Given data
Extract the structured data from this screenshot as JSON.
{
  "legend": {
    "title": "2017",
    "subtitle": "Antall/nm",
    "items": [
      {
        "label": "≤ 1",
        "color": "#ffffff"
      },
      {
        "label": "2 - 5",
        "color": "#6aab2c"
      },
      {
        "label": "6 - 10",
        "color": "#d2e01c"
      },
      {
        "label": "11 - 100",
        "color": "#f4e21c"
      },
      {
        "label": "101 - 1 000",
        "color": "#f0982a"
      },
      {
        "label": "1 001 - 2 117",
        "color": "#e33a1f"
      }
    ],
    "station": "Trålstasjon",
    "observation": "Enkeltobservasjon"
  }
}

Instructions for the task
Gather from the data above every line with the string "label".

Full answer
        "label": "≤ 1",
        "label": "2 - 5",
        "label": "6 - 10",
        "label": "11 - 100",
        "label": "101 - 1 000",
        "label": "1 001 - 2 117",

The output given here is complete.